Ejercicio A - Pasa a una lista JSON de cadenas el tramo de los registros que va desde su comienzo hasta la línea que contiene "breadcrumb: Oferta Educativa", ambos extremos incluidos. Cada línea debe ser una cadena y las líneas en blanco se omiten.
++++ Fragmento seleccionado ++++
En una intensa oratoria ante la Asamblea General de las Naciones Unidas, el presidente Luis Abinader reclamó la participación internacional en el salvamento haitiano. Las palabras del mandatario, con justeza, han vivificado una irrebatible noción: “No hay, ni habrá jamás una solución dominicana a la crisis de Haití”.
Hace algún tiempo que publiqué (en el fragor de esa huraña cercanía con nuestros vecinos y sus aliados coyunturales) una reflexión basada en la circunstancia demográfica, económica y geográfica vinculada al rescate del pueblo de Toussaint Louverture. La titulé “Un ejercicio de equidad”.
Y aún percibo en aquel razonamiento la tenacidad de unas cogniciones históricas; sin duda entrelazadas, en lo más hondo, con innegables impulsos de sobrevivencia. Argumentos, los unos y los otros, que brindan razón de ser y sustento a la causa nacional invocada, con ardor, por el presidente Abinader.
++++ Registros mostrados ++++
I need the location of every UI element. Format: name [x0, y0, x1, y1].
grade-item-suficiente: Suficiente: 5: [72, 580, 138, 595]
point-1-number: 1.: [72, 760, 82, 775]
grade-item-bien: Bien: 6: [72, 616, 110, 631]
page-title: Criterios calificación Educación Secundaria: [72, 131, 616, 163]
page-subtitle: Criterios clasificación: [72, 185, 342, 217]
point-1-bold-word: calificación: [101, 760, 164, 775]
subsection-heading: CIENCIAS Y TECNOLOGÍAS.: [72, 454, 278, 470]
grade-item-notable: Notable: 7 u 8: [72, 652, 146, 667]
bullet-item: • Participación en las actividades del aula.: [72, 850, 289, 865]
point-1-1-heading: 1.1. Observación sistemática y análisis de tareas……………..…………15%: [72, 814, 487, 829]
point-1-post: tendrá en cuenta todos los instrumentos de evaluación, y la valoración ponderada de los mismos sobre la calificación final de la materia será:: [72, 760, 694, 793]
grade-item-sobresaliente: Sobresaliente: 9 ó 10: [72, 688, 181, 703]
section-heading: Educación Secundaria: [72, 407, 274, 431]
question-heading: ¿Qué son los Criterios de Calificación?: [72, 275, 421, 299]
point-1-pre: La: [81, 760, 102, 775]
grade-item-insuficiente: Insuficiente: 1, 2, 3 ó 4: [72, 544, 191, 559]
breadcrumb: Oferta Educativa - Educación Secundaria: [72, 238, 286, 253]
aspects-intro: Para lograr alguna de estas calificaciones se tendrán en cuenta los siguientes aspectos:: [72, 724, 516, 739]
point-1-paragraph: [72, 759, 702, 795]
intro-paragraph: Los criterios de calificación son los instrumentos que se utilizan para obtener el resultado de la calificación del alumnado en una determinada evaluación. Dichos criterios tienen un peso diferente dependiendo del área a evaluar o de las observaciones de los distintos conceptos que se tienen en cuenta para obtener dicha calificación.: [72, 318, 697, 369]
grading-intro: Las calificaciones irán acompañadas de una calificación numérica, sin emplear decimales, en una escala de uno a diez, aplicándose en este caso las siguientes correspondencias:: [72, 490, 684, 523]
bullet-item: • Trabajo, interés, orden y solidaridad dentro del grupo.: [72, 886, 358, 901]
++++
Ejercicio B -
Responde con base en el fragmento sobre la crisis de Haití:
(i) ¿Ante qué órgano pronunció su oratoria el presidente Luis Abinader?
(ii) ¿Qué título recibió la reflexión publicada hace algún tiempo?
(iii) ¿En qué circunstancias se basaba esa reflexión?

Resultado del ejercicio A -
[
  "I need the location of every UI element. Format: name [x0, y0, x1, y1].",
  "grade-item-suficiente: Suficiente: 5: [72, 580, 138, 595]",
  "point-1-number: 1.: [72, 760, 82, 775]",
  "grade-item-bien: Bien: 6: [72, 616, 110, 631]",
  "page-title: Criterios calificación Educación Secundaria: [72, 131, 616, 163]",
  "page-subtitle: Criterios clasificación: [72, 185, 342, 217]",
  "point-1-bold-word: calificación: [101, 760, 164, 775]",
  "subsection-heading: CIENCIAS Y TECNOLOGÍAS.: [72, 454, 278, 470]",
  "grade-item-notable: Notable: 7 u 8: [72, 652, 146, 667]",
  "bullet-item: • Participación en las actividades del aula.: [72, 850, 289, 865]",
  "point-1-1-heading: 1.1. Observación sistemática y análisis de tareas……………..…………15%: [72, 814, 487, 829]",
  "point-1-post: tendrá en cuenta todos los instrumentos de evaluación, y la valoración ponderada de los mismos sobre la calificación final de la materia será:: [72, 760, 694, 793]",
  "grade-item-sobresaliente: Sobresaliente: 9 ó 10: [72, 688, 181, 703]",
  "section-heading: Educación Secundaria: [72, 407, 274, 431]",
  "question-heading: ¿Qué son los Criterios de Calificación?: [72, 275, 421, 299]",
  "point-1-pre: La: [81, 760, 102, 775]",
  "grade-item-insuficiente: Insuficiente: 1, 2, 3 ó 4: [72, 544, 191, 559]",
  "breadcrumb: Oferta Educativa - Educación Secundaria: [72, 238, 286, 253]"
]

Resultado del ejercicio B -
(i) Ante la Asamblea General de las Naciones Unidas.
(ii) "Un ejercicio de equidad".
(iii) En la circunstancia demográfica, económica y geográfica vinculada al rescate del pueblo de Toussaint Louverture.